◆ WHAT TO WORK ON: Which lines in the records below contain the word "hill"? Copy each of them.

◆ THE RECORDS:
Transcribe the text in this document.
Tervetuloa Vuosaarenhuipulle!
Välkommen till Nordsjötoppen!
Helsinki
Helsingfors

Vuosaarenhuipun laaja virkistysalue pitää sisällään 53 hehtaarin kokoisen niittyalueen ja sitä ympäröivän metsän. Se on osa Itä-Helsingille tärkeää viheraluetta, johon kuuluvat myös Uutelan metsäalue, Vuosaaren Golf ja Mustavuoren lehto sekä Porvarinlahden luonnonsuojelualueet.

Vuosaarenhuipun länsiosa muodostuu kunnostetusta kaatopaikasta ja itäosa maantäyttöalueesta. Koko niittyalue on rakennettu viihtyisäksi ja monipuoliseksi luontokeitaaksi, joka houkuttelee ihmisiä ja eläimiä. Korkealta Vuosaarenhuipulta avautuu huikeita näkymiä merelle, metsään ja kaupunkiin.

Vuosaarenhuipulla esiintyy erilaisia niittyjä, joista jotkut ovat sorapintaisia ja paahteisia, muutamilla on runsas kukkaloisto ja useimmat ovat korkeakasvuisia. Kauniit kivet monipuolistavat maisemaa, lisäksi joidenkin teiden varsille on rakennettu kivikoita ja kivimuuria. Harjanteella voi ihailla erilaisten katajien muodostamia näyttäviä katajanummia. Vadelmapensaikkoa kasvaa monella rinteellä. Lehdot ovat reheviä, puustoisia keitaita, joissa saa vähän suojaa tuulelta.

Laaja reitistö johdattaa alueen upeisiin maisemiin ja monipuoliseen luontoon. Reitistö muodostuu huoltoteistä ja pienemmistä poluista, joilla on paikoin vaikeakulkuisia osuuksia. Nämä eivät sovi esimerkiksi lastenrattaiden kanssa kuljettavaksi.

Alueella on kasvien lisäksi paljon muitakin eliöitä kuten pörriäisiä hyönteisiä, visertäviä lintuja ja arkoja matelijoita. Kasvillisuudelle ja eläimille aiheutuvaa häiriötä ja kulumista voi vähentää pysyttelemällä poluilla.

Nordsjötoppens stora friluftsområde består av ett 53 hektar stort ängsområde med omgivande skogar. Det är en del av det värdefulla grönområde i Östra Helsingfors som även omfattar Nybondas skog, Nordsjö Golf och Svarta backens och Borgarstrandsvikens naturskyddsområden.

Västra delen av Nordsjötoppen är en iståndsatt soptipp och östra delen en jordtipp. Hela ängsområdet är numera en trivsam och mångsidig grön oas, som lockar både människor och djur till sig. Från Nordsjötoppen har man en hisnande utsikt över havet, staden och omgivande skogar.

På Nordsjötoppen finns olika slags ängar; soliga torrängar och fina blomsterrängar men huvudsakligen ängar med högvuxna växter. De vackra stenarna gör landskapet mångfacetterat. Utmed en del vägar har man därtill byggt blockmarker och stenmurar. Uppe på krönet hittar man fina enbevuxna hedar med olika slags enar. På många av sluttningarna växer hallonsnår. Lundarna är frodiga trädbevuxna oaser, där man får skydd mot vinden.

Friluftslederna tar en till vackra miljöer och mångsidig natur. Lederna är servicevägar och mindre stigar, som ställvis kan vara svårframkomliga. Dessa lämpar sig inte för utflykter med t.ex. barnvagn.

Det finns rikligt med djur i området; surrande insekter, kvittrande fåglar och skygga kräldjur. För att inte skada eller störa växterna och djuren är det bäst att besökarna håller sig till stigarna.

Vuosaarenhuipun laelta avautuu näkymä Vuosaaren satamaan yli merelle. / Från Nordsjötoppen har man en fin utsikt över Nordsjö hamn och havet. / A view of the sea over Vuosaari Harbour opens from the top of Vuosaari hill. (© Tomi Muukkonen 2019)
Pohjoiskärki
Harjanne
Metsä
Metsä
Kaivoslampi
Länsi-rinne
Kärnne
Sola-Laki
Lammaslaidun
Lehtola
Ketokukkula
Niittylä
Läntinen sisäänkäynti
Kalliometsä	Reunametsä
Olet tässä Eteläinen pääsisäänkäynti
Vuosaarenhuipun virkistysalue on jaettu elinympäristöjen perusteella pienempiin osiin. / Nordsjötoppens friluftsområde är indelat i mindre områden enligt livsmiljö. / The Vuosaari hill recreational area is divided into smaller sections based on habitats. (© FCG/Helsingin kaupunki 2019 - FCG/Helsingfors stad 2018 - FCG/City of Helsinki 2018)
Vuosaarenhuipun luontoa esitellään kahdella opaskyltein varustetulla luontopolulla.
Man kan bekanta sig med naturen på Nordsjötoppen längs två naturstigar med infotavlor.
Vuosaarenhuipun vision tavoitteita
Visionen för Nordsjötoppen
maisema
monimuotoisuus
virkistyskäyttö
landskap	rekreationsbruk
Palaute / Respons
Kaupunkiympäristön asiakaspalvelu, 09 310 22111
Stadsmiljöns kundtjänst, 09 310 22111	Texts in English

◆ OUTPUT OF THE TASK:
Vuosaarenhuipun laelta avautuu näkymä Vuosaaren satamaan yli merelle. / Från Nordsjötoppen har man en fin utsikt över Nordsjö hamn och havet. / A view of the sea over Vuosaari Harbour opens from the top of Vuosaari hill. (© Tomi Muukkonen 2019)
Vuosaarenhuipun virkistysalue on jaettu elinympäristöjen perusteella pienempiin osiin. / Nordsjötoppens friluftsområde är indelat i mindre områden enligt livsmiljö. / The Vuosaari hill recreational area is divided into smaller sections based on habitats. (© FCG/Helsingin kaupunki 2019 - FCG/Helsingfors stad 2018 - FCG/City of Helsinki 2018)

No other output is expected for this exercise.